Write the material out again in full, exactly.

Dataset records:
◇ ◇ ◇ ◇ ◇

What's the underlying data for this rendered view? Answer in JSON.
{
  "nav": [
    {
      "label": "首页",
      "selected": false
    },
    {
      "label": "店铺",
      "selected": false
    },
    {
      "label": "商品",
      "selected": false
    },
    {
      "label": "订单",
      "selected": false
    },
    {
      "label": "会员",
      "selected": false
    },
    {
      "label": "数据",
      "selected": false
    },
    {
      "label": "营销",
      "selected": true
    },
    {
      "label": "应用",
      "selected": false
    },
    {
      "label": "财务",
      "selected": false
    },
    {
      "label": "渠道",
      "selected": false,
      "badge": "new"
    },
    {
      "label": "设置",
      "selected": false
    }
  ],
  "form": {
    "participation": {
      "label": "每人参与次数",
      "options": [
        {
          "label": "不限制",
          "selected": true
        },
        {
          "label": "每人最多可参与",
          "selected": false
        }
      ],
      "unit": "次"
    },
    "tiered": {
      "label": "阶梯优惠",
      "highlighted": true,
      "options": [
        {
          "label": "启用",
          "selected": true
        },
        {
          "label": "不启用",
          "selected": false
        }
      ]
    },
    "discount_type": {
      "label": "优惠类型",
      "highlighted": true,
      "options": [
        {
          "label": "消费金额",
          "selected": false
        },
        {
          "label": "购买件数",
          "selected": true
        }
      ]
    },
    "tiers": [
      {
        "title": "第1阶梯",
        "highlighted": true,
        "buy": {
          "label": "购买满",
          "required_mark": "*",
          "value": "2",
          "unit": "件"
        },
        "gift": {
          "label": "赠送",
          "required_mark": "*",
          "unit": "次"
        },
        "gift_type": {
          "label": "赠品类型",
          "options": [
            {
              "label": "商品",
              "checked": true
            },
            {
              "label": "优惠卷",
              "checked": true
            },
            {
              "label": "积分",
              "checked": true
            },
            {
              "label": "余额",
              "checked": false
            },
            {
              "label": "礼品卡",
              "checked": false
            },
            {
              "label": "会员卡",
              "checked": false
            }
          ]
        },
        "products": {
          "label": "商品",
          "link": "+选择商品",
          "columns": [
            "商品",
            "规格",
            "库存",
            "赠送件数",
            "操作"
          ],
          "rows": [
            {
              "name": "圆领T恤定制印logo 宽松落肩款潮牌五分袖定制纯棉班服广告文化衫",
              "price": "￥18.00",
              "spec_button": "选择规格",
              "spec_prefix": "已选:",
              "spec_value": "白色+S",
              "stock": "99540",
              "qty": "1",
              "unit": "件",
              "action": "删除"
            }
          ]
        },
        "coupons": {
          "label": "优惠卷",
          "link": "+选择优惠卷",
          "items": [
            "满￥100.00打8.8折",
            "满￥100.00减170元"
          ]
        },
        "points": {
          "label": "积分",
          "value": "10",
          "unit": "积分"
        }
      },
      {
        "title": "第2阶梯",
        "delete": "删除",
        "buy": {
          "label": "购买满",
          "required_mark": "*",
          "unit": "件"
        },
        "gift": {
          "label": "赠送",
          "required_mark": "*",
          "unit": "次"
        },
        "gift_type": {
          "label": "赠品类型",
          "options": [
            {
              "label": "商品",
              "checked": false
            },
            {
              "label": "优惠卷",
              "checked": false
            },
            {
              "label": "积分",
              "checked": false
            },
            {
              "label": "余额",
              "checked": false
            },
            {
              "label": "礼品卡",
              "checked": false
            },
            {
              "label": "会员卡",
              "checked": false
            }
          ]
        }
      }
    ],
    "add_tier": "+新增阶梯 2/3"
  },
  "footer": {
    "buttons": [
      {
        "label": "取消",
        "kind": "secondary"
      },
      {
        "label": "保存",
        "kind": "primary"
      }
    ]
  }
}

◇ ◇ ◇ ◇ ◇

SOLUTION TO THIS EXERCISE:
What's the underlying data for this rendered view? Answer in JSON.
{
  "nav": [
    {
      "label": "首页",
      "selected": false
    },
    {
      "label": "店铺",
      "selected": false
    },
    {
      "label": "商品",
      "selected": false
    },
    {
      "label": "订单",
      "selected": false
    },
    {
      "label": "会员",
      "selected": false
    },
    {
      "label": "数据",
      "selected": false
    },
    {
      "label": "营销",
      "selected": true
    },
    {
      "label": "应用",
      "selected": false
    },
    {
      "label": "财务",
      "selected": false
    },
    {
      "label": "渠道",
      "selected": false,
      "badge": "new"
    },
    {
      "label": "设置",
      "selected": false
    }
  ],
  "form": {
    "participation": {
      "label": "每人参与次数",
      "options": [
        {
          "label": "不限制",
          "selected": true
        },
        {
          "label": "每人最多可参与",
          "selected": false
        }
      ],
      "unit": "次"
    },
    "tiered": {
      "label": "阶梯优惠",
      "highlighted": true,
      "options": [
        {
          "label": "启用",
          "selected": true
        },
        {
          "label": "不启用",
          "selected": false
        }
      ]
    },
    "discount_type": {
      "label": "优惠类型",
      "highlighted": true,
      "options": [
        {
          "label": "消费金额",
          "selected": false
        },
        {
          "label": "购买件数",
          "selected": true
        }
      ]
    },
    "tiers": [
      {
        "title": "第1阶梯",
        "highlighted": true,
        "buy": {
          "label": "购买满",
          "required_mark": "*",
          "value": "2",
          "unit": "件"
        },
        "gift": {
          "label": "赠送",
          "required_mark": "*",
          "unit": "次"
        },
        "gift_type": {
          "label": "赠品类型",
          "options": [
            {
              "label": "商品",
              "checked": true
            },
            {
              "label": "优惠卷",
              "checked": true
            },
            {
              "label": "积分",
              "checked": true
            },
            {
              "label": "余额",
              "checked": false
            },
            {
              "label": "礼品卡",
              "checked": false
            },
            {
              "label": "会员卡",
              "checked": false
            }
          ]
        },
        "products": {
          "label": "商品",
          "link": "+选择商品",
          "columns": [
            "商品",
            "规格",
            "库存",
            "赠送件数",
            "操作"
          ],
          "rows": [
            {
              "name": "圆领T恤定制印logo 宽松落肩款潮牌五分袖定制纯棉班服广告文化衫",
              "price": "￥18.00",
              "spec_button": "选择规格",
              "spec_prefix": "已选:",
              "spec_value": "白色+S",
              "stock": "99540",
              "qty": "1",
              "unit": "件",
              "action": "删除"
            }
          ]
        },
        "coupons": {
          "label": "优惠卷",
          "link": "+选择优惠卷",
          "items": [
            "满￥100.00打8.8折",
            "满￥100.00减170元"
          ]
        },
        "points": {
          "label": "积分",
          "value": "10",
          "unit": "积分"
        }
      },
      {
        "title": "第2阶梯",
        "delete": "删除",
        "buy": {
          "label": "购买满",
          "required_mark": "*",
          "unit": "件"
        },
        "gift": {
          "label": "赠送",
          "required_mark": "*",
          "unit": "次"
        },
        "gift_type": {
          "label": "赠品类型",
          "options": [
            {
              "label": "商品",
              "checked": false
            },
            {
              "label": "优惠卷",
              "checked": false
            },
            {
              "label": "积分",
              "checked": false
            },
            {
              "label": "余额",
              "checked": false
            },
            {
              "label": "礼品卡",
              "checked": false
            },
            {
              "label": "会员卡",
              "checked": false
            }
          ]
        }
      }
    ],
    "add_tier": "+新增阶梯 2/3"
  },
  "footer": {
    "buttons": [
      {
        "label": "取消",
        "kind": "secondary"
      },
      {
        "label": "保存",
        "kind": "primary"
      }
    ]
  }
}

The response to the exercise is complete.